## Data items
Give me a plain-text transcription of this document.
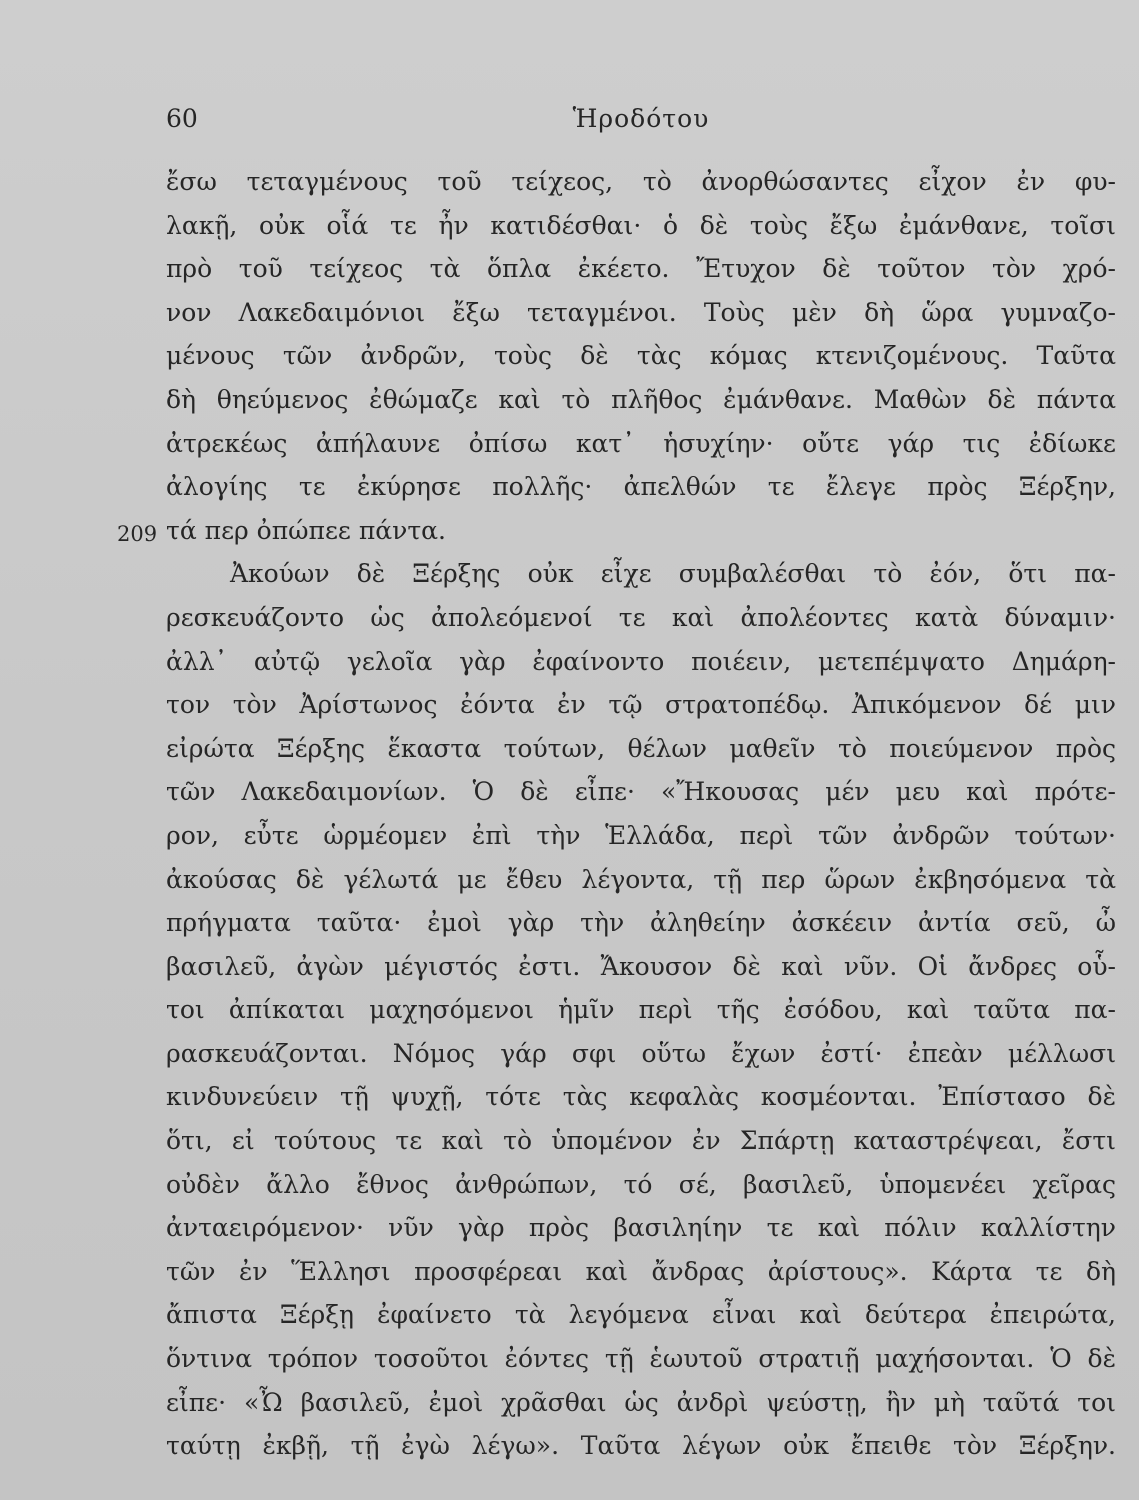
60	Ἡροδότου
209
ἔσω τεταγμένους τοῦ τείχεος, τὸ ἀνορθώσαντες εἶχον ἐν φυ-
λακῇ, οὐκ οἷά τε ἦν κατιδέσθαι· ὁ δὲ τοὺς ἔξω ἐμάνθανε, τοῖσι
πρὸ τοῦ τείχεος τὰ ὅπλα ἐκέετο. Ἔτυχον δὲ τοῦτον τὸν χρό-
νον Λακεδαιμόνιοι ἔξω τεταγμένοι. Τοὺς μὲν δὴ ὥρα γυμναζο-
μένους τῶν ἀνδρῶν, τοὺς δὲ τὰς κόμας κτενιζομένους. Ταῦτα
δὴ θηεύμενος ἐθώμαζε καὶ τὸ πλῆθος ἐμάνθανε. Μαθὼν δὲ πάντα
ἀτρεκέως ἀπήλαυνε ὀπίσω κατ᾽ ἡσυχίην· οὔτε γάρ τις ἐδίωκε
ἀλογίης τε ἐκύρησε πολλῆς· ἀπελθών τε ἔλεγε πρὸς Ξέρξην,
τά περ ὀπώπεε πάντα.
Ἀκούων δὲ Ξέρξης οὐκ εἶχε συμβαλέσθαι τὸ ἐόν, ὅτι πα-
ρεσκευάζοντο ὡς ἀπολεόμενοί τε καὶ ἀπολέοντες κατὰ δύναμιν·
ἀλλ᾽ αὐτῷ γελοῖα γὰρ ἐφαίνοντο ποιέειν, μετεπέμψατο Δημάρη-
τον τὸν Ἀρίστωνος ἐόντα ἐν τῷ στρατοπέδῳ. Ἀπικόμενον δέ μιν
εἰρώτα Ξέρξης ἕκαστα τούτων, θέλων μαθεῖν τὸ ποιεύμενον πρὸς
τῶν Λακεδαιμονίων. Ὁ δὲ εἶπε· «Ἤκουσας μέν μευ καὶ πρότε-
ρον, εὖτε ὡρμέομεν ἐπὶ τὴν Ἑλλάδα, περὶ τῶν ἀνδρῶν τούτων·
ἀκούσας δὲ γέλωτά με ἔθευ λέγοντα, τῇ περ ὥρων ἐκβησόμενα τὰ
πρήγματα ταῦτα· ἐμοὶ γὰρ τὴν ἀληθείην ἀσκέειν ἀντία σεῦ, ὦ
βασιλεῦ, ἀγὼν μέγιστός ἐστι. Ἄκουσον δὲ καὶ νῦν. Οἱ ἄνδρες οὗ-
τοι ἀπίκαται μαχησόμενοι ἡμῖν περὶ τῆς ἐσόδου, καὶ ταῦτα πα-
ρασκευάζονται. Νόμος γάρ σφι οὕτω ἔχων ἐστί· ἐπεὰν μέλλωσι
κινδυνεύειν τῇ ψυχῇ, τότε τὰς κεφαλὰς κοσμέονται. Ἐπίστασο δὲ
ὅτι, εἰ τούτους τε καὶ τὸ ὑπομένον ἐν Σπάρτῃ καταστρέψεαι, ἔστι
οὐδὲν ἄλλο ἔθνος ἀνθρώπων, τό σέ, βασιλεῦ, ὑπομενέει χεῖρας
ἀνταειρόμενον· νῦν γὰρ πρὸς βασιληίην τε καὶ πόλιν καλλίστην
τῶν ἐν Ἕλλησι προσφέρεαι καὶ ἄνδρας ἀρίστους». Κάρτα τε δὴ
ἄπιστα Ξέρξῃ ἐφαίνετο τὰ λεγόμενα εἶναι καὶ δεύτερα ἐπειρώτα,
ὅντινα τρόπον τοσοῦτοι ἐόντες τῇ ἑωυτοῦ στρατιῇ μαχήσονται. Ὁ δὲ
εἶπε· «Ὦ βασιλεῦ, ἐμοὶ χρᾶσθαι ὡς ἀνδρὶ ψεύστῃ, ἢν μὴ ταῦτά τοι
ταύτῃ ἐκβῇ, τῇ ἐγὼ λέγω». Ταῦτα λέγων οὐκ ἔπειθε τὸν Ξέρξην.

## Exercise task
Pictures are excluded; copy every other part of the records exactly.

## Correct result
Give me a plain-text transcription of this document.
60	Ἡροδότου
209
ἔσω τεταγμένους τοῦ τείχεος, τὸ ἀνορθώσαντες εἶχον ἐν φυ-
λακῇ, οὐκ οἷά τε ἦν κατιδέσθαι· ὁ δὲ τοὺς ἔξω ἐμάνθανε, τοῖσι
πρὸ τοῦ τείχεος τὰ ὅπλα ἐκέετο. Ἔτυχον δὲ τοῦτον τὸν χρό-
νον Λακεδαιμόνιοι ἔξω τεταγμένοι. Τοὺς μὲν δὴ ὥρα γυμναζο-
μένους τῶν ἀνδρῶν, τοὺς δὲ τὰς κόμας κτενιζομένους. Ταῦτα
δὴ θηεύμενος ἐθώμαζε καὶ τὸ πλῆθος ἐμάνθανε. Μαθὼν δὲ πάντα
ἀτρεκέως ἀπήλαυνε ὀπίσω κατ᾽ ἡσυχίην· οὔτε γάρ τις ἐδίωκε
ἀλογίης τε ἐκύρησε πολλῆς· ἀπελθών τε ἔλεγε πρὸς Ξέρξην,
τά περ ὀπώπεε πάντα.
Ἀκούων δὲ Ξέρξης οὐκ εἶχε συμβαλέσθαι τὸ ἐόν, ὅτι πα-
ρεσκευάζοντο ὡς ἀπολεόμενοί τε καὶ ἀπολέοντες κατὰ δύναμιν·
ἀλλ᾽ αὐτῷ γελοῖα γὰρ ἐφαίνοντο ποιέειν, μετεπέμψατο Δημάρη-
τον τὸν Ἀρίστωνος ἐόντα ἐν τῷ στρατοπέδῳ. Ἀπικόμενον δέ μιν
εἰρώτα Ξέρξης ἕκαστα τούτων, θέλων μαθεῖν τὸ ποιεύμενον πρὸς
τῶν Λακεδαιμονίων. Ὁ δὲ εἶπε· «Ἤκουσας μέν μευ καὶ πρότε-
ρον, εὖτε ὡρμέομεν ἐπὶ τὴν Ἑλλάδα, περὶ τῶν ἀνδρῶν τούτων·
ἀκούσας δὲ γέλωτά με ἔθευ λέγοντα, τῇ περ ὥρων ἐκβησόμενα τὰ
πρήγματα ταῦτα· ἐμοὶ γὰρ τὴν ἀληθείην ἀσκέειν ἀντία σεῦ, ὦ
βασιλεῦ, ἀγὼν μέγιστός ἐστι. Ἄκουσον δὲ καὶ νῦν. Οἱ ἄνδρες οὗ-
τοι ἀπίκαται μαχησόμενοι ἡμῖν περὶ τῆς ἐσόδου, καὶ ταῦτα πα-
ρασκευάζονται. Νόμος γάρ σφι οὕτω ἔχων ἐστί· ἐπεὰν μέλλωσι
κινδυνεύειν τῇ ψυχῇ, τότε τὰς κεφαλὰς κοσμέονται. Ἐπίστασο δὲ
ὅτι, εἰ τούτους τε καὶ τὸ ὑπομένον ἐν Σπάρτῃ καταστρέψεαι, ἔστι
οὐδὲν ἄλλο ἔθνος ἀνθρώπων, τό σέ, βασιλεῦ, ὑπομενέει χεῖρας
ἀνταειρόμενον· νῦν γὰρ πρὸς βασιληίην τε καὶ πόλιν καλλίστην
τῶν ἐν Ἕλλησι προσφέρεαι καὶ ἄνδρας ἀρίστους». Κάρτα τε δὴ
ἄπιστα Ξέρξῃ ἐφαίνετο τὰ λεγόμενα εἶναι καὶ δεύτερα ἐπειρώτα,
ὅντινα τρόπον τοσοῦτοι ἐόντες τῇ ἑωυτοῦ στρατιῇ μαχήσονται. Ὁ δὲ
εἶπε· «Ὦ βασιλεῦ, ἐμοὶ χρᾶσθαι ὡς ἀνδρὶ ψεύστῃ, ἢν μὴ ταῦτά τοι
ταύτῃ ἐκβῇ, τῇ ἐγὼ λέγω». Ταῦτα λέγων οὐκ ἔπειθε τὸν Ξέρξην.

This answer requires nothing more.